• **DIRECTIVE**
Go through the records underneath and write each one out again exactly.

══ PROVIDED RECORDS ══

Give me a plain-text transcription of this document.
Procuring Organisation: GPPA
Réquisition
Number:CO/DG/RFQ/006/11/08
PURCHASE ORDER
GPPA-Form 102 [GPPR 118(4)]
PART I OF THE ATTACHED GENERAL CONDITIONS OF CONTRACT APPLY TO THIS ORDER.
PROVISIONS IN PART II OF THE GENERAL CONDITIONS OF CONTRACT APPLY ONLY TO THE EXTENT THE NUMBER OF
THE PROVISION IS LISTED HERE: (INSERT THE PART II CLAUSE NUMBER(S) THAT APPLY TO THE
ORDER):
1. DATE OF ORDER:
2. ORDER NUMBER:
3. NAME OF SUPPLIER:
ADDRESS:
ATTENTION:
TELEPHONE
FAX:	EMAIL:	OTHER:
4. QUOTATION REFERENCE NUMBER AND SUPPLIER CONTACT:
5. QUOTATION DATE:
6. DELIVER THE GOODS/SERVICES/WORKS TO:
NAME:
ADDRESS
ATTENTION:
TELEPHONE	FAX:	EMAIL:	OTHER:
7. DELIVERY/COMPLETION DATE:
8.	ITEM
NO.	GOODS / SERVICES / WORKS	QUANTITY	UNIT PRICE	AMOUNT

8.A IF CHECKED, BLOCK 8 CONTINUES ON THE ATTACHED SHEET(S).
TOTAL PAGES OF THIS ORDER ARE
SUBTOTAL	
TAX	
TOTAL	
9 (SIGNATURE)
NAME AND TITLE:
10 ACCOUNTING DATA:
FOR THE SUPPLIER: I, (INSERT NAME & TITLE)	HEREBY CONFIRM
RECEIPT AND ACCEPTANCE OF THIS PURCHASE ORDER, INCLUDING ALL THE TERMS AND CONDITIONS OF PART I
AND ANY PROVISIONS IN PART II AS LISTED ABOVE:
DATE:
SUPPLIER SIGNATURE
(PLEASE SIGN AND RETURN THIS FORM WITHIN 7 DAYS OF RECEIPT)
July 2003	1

═══

• **FINISHED TASK**
Give me a plain-text transcription of this document.
Procuring Organisation: GPPA
Réquisition
Number:CO/DG/RFQ/006/11/08
PURCHASE ORDER
GPPA-Form 102 [GPPR 118(4)]
PART I OF THE ATTACHED GENERAL CONDITIONS OF CONTRACT APPLY TO THIS ORDER.
PROVISIONS IN PART II OF THE GENERAL CONDITIONS OF CONTRACT APPLY ONLY TO THE EXTENT THE NUMBER OF
THE PROVISION IS LISTED HERE: (INSERT THE PART II CLAUSE NUMBER(S) THAT APPLY TO THE
ORDER):
1. DATE OF ORDER:
2. ORDER NUMBER:
3. NAME OF SUPPLIER:
ADDRESS:
ATTENTION:
TELEPHONE
FAX:	EMAIL:	OTHER:
4. QUOTATION REFERENCE NUMBER AND SUPPLIER CONTACT:
5. QUOTATION DATE:
6. DELIVER THE GOODS/SERVICES/WORKS TO:
NAME:
ADDRESS
ATTENTION:
TELEPHONE	FAX:	EMAIL:	OTHER:
7. DELIVERY/COMPLETION DATE:
8.	ITEM
NO.	GOODS / SERVICES / WORKS	QUANTITY	UNIT PRICE	AMOUNT

8.A IF CHECKED, BLOCK 8 CONTINUES ON THE ATTACHED SHEET(S).
TOTAL PAGES OF THIS ORDER ARE
SUBTOTAL	
TAX	
TOTAL	
9 (SIGNATURE)
NAME AND TITLE:
10 ACCOUNTING DATA:
FOR THE SUPPLIER: I, (INSERT NAME & TITLE)	HEREBY CONFIRM
RECEIPT AND ACCEPTANCE OF THIS PURCHASE ORDER, INCLUDING ALL THE TERMS AND CONDITIONS OF PART I
AND ANY PROVISIONS IN PART II AS LISTED ABOVE:
DATE:
SUPPLIER SIGNATURE
(PLEASE SIGN AND RETURN THIS FORM WITHIN 7 DAYS OF RECEIPT)
July 2003	1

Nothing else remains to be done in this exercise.